*SET TASK*
With the pictures left out, copy the listing below exactly.

*DATA LISTING*
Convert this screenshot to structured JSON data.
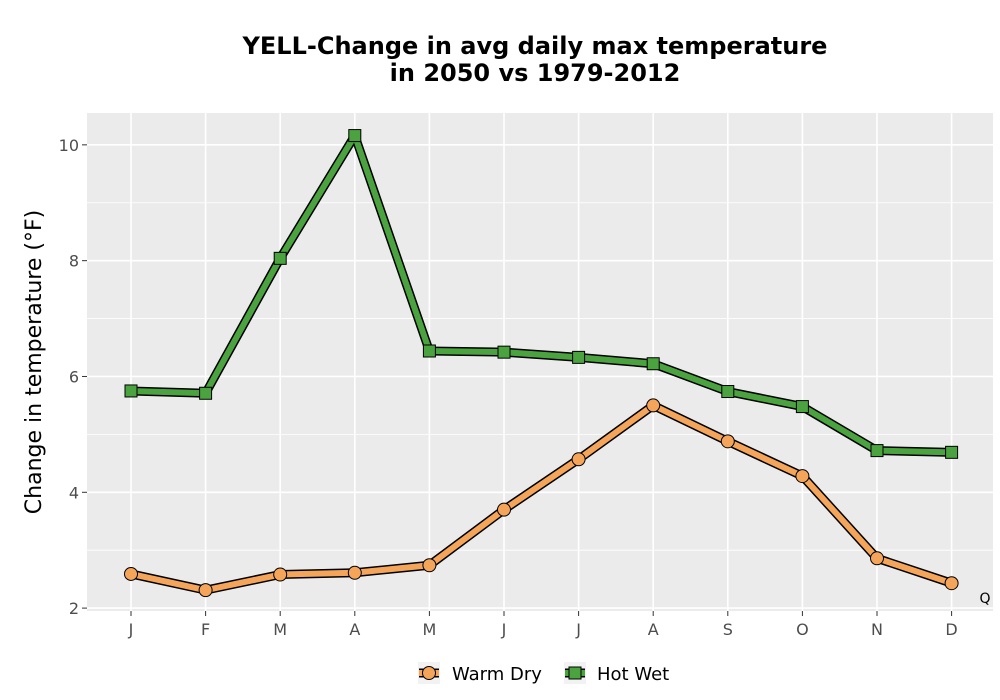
{
  "chart_data": {
    "type": "line",
    "title": [
      "YELL-Change in avg daily max temperature",
      "in 2050 vs 1979-2012"
    ],
    "xlabel": "",
    "ylabel": "Change in temperature (°F)",
    "categories": [
      "J",
      "F",
      "M",
      "A",
      "M",
      "J",
      "J",
      "A",
      "S",
      "O",
      "N",
      "D"
    ],
    "ylim": [
      1.95,
      10.55
    ],
    "yticks": [
      2,
      4,
      6,
      8,
      10
    ],
    "grid": true,
    "legend_position": "bottom",
    "series": [
      {
        "name": "Warm Dry",
        "marker": "circle",
        "color": "#f5a55a",
        "values": [
          2.59,
          2.31,
          2.58,
          2.61,
          2.74,
          3.7,
          4.57,
          5.5,
          4.88,
          4.28,
          2.86,
          2.43
        ]
      },
      {
        "name": "Hot Wet",
        "marker": "square",
        "color": "#4aa33e",
        "values": [
          5.75,
          5.71,
          8.04,
          10.16,
          6.44,
          6.42,
          6.33,
          6.22,
          5.74,
          5.48,
          4.72,
          4.69
        ]
      }
    ],
    "corner_label": "Q"
  }
}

*FULL OUTPUT*
Convert this screenshot to structured JSON data.
{
  "chart_data": {
    "type": "line",
    "title": [
      "YELL-Change in avg daily max temperature",
      "in 2050 vs 1979-2012"
    ],
    "xlabel": "",
    "ylabel": "Change in temperature (°F)",
    "categories": [
      "J",
      "F",
      "M",
      "A",
      "M",
      "J",
      "J",
      "A",
      "S",
      "O",
      "N",
      "D"
    ],
    "ylim": [
      1.95,
      10.55
    ],
    "yticks": [
      2,
      4,
      6,
      8,
      10
    ],
    "grid": true,
    "legend_position": "bottom",
    "series": [
      {
        "name": "Warm Dry",
        "marker": "circle",
        "color": "#f5a55a",
        "values": [
          2.59,
          2.31,
          2.58,
          2.61,
          2.74,
          3.7,
          4.57,
          5.5,
          4.88,
          4.28,
          2.86,
          2.43
        ]
      },
      {
        "name": "Hot Wet",
        "marker": "square",
        "color": "#4aa33e",
        "values": [
          5.75,
          5.71,
          8.04,
          10.16,
          6.44,
          6.42,
          6.33,
          6.22,
          5.74,
          5.48,
          4.72,
          4.69
        ]
      }
    ],
    "corner_label": "Q"
  }
}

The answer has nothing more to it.